## BEGIN DATA

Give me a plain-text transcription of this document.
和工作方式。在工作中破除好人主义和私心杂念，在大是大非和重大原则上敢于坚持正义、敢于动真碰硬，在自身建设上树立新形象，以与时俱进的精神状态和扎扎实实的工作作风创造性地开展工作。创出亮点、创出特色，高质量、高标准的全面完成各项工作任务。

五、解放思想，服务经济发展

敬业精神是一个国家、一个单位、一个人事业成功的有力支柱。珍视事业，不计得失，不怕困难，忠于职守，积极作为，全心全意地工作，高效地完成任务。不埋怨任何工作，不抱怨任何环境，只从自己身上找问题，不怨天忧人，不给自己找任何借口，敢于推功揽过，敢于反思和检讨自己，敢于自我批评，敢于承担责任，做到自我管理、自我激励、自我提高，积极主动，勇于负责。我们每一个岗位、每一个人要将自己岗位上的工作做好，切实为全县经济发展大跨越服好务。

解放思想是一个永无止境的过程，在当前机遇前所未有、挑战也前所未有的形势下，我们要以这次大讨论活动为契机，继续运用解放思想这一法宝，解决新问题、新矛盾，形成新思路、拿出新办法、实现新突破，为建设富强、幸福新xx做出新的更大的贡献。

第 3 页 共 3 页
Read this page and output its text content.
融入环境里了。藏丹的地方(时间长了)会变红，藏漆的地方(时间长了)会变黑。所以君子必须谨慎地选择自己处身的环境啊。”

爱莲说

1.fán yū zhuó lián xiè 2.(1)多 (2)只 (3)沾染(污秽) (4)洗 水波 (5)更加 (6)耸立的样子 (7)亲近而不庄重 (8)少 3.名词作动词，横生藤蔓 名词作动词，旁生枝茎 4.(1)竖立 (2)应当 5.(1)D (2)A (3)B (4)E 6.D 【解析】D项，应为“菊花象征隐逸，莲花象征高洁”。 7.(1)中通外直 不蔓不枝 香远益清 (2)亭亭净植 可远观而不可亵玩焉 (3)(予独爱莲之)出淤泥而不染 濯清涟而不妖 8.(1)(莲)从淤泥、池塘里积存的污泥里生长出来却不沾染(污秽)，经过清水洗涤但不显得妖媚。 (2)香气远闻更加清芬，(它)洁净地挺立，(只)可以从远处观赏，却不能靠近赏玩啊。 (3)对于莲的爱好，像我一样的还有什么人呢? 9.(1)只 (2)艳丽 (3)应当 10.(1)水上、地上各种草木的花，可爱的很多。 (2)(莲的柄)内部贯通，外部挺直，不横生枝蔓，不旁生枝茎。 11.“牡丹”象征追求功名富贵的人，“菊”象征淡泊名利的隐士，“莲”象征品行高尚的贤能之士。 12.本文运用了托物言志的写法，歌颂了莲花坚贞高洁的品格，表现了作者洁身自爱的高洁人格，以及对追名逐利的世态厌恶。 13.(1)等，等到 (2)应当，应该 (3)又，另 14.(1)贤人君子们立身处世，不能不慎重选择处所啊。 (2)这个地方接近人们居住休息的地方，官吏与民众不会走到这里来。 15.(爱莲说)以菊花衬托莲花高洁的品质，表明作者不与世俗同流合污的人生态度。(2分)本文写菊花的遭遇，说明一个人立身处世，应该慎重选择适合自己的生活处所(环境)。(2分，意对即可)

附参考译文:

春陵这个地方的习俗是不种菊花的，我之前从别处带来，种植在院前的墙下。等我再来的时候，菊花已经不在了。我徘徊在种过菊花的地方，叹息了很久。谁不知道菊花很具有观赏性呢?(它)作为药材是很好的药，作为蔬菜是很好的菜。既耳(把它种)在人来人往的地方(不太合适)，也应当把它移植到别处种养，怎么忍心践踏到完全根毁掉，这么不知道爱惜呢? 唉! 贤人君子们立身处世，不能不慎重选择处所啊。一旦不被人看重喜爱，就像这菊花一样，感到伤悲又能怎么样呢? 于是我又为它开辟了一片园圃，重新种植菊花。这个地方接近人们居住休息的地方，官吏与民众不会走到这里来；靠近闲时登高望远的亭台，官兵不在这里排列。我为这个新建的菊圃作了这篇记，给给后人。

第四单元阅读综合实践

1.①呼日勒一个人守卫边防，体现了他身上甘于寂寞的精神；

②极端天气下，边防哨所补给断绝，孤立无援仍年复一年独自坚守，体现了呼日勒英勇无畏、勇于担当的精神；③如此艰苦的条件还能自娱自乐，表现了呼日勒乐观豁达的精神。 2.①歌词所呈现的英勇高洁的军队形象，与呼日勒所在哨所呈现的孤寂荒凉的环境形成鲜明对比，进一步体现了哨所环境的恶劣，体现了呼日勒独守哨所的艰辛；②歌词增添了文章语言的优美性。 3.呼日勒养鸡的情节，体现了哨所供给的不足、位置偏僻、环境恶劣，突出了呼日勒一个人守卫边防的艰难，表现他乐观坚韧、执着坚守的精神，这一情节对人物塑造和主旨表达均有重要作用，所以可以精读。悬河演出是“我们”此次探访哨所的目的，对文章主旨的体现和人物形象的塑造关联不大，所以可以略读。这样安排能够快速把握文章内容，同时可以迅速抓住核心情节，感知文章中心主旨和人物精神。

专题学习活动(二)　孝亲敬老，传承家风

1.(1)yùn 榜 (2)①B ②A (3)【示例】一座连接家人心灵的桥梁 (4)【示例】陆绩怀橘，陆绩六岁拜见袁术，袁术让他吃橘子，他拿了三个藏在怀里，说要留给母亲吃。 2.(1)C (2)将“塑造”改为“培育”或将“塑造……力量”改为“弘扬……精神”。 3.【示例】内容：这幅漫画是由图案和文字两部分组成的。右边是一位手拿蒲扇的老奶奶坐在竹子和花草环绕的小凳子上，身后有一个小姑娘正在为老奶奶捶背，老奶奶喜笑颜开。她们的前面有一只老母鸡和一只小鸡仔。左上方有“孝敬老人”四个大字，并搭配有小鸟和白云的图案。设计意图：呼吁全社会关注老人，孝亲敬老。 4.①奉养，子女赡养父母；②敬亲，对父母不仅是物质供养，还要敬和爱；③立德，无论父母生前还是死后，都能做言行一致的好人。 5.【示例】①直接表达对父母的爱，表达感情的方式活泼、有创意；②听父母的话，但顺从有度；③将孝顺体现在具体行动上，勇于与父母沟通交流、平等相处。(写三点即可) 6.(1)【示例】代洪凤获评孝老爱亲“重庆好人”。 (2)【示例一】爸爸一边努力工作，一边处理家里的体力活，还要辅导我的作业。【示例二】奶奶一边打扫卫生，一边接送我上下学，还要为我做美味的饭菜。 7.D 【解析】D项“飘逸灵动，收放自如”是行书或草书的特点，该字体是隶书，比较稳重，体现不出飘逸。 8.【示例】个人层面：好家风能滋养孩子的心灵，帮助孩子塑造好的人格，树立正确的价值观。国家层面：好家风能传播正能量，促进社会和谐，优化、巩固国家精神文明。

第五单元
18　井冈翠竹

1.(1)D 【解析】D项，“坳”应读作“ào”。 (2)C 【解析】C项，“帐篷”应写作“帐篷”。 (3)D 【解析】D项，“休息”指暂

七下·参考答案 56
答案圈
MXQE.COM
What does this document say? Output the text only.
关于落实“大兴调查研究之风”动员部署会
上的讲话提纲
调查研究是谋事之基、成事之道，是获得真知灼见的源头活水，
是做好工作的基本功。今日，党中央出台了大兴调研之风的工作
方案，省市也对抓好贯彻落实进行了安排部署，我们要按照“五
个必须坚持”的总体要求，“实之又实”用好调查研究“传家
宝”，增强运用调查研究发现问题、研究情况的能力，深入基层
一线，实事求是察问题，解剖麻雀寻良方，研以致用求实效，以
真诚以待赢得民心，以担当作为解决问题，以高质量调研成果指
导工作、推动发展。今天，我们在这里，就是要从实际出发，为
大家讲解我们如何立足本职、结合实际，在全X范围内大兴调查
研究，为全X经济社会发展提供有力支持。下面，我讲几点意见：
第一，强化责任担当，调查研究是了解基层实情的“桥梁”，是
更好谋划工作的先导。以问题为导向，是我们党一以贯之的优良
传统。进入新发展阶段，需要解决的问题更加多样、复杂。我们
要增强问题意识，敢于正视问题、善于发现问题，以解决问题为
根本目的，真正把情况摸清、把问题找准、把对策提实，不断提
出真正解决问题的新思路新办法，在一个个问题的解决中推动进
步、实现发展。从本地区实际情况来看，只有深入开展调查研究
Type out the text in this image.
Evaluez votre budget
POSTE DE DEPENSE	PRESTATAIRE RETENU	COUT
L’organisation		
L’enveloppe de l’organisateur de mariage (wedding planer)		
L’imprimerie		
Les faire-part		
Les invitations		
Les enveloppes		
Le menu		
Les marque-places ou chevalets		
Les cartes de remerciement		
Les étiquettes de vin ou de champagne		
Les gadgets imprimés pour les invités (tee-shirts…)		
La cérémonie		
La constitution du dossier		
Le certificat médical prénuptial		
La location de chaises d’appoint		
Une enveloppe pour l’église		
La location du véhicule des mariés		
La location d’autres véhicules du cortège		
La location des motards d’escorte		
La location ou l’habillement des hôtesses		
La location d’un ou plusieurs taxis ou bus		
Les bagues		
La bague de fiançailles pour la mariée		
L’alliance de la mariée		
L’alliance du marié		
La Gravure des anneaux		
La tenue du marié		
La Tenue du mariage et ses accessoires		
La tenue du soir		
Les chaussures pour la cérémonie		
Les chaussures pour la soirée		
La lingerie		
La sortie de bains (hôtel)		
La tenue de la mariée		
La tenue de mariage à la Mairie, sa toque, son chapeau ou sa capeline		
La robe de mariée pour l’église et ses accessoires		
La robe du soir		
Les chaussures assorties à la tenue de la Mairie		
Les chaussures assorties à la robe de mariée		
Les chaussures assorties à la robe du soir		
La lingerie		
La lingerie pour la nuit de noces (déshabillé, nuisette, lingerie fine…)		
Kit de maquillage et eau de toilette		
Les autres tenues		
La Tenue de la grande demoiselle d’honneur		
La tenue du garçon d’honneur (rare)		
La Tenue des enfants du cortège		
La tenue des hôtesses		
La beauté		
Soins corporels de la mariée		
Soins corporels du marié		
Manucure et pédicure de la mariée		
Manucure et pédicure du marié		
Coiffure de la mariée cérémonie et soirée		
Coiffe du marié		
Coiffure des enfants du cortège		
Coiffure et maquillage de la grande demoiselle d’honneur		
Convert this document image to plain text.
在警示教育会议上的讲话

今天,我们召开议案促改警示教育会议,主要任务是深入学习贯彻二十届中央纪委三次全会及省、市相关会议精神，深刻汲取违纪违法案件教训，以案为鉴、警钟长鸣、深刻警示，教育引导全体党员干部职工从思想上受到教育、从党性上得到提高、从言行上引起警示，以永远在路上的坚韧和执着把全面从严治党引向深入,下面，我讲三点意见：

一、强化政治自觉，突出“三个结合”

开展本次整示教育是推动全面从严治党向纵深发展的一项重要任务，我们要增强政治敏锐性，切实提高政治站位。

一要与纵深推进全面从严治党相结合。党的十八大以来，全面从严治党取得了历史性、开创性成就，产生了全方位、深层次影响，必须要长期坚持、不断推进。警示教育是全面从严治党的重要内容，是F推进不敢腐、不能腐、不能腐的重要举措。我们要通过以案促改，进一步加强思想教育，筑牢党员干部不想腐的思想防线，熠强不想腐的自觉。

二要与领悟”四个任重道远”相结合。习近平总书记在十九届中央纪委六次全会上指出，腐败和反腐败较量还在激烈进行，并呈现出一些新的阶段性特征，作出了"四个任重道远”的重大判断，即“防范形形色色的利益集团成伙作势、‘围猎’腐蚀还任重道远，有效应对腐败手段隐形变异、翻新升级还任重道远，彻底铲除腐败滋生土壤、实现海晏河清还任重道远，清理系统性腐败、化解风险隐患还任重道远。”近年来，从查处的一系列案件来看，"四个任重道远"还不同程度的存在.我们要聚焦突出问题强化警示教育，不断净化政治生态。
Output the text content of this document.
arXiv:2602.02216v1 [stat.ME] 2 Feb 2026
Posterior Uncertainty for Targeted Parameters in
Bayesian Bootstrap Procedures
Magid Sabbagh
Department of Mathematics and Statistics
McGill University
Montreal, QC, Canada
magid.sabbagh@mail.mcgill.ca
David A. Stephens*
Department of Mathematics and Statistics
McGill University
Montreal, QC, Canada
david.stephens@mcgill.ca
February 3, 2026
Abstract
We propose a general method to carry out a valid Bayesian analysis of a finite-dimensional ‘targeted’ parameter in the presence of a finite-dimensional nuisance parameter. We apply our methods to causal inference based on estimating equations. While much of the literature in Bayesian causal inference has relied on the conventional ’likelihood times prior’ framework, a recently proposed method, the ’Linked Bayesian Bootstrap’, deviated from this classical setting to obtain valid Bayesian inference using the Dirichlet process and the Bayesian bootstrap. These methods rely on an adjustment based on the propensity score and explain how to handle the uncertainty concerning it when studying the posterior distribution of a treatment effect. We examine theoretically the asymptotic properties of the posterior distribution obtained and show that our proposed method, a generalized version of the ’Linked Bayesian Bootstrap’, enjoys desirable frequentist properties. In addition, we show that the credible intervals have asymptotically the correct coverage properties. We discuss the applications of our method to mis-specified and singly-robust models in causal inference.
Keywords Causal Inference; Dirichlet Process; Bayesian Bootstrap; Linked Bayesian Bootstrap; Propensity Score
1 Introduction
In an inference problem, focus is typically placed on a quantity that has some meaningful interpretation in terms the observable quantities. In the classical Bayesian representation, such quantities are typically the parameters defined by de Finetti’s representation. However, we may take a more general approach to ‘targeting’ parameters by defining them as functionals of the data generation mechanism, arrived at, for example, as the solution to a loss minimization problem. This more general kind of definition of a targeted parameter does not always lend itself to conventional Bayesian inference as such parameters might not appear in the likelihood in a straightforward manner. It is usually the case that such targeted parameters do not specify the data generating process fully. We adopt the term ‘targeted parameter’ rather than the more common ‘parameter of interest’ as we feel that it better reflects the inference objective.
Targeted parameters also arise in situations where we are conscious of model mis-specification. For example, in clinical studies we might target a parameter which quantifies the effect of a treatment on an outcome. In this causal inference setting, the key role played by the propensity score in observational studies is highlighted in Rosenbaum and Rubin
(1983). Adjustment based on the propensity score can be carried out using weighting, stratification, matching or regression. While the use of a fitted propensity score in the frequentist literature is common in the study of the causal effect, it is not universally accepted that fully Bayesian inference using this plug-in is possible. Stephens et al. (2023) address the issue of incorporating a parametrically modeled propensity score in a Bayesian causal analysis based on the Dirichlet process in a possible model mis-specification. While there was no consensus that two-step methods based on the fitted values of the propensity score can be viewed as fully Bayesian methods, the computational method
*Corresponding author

## END DATA

- _YOUR GOAL_
Select and copy each line from the data that includes the word "accessoires".

- _OUTPUT FOR THIS TASK_
La Tenue du mariage et ses accessoires		
La robe de mariée pour l’église et ses accessoires		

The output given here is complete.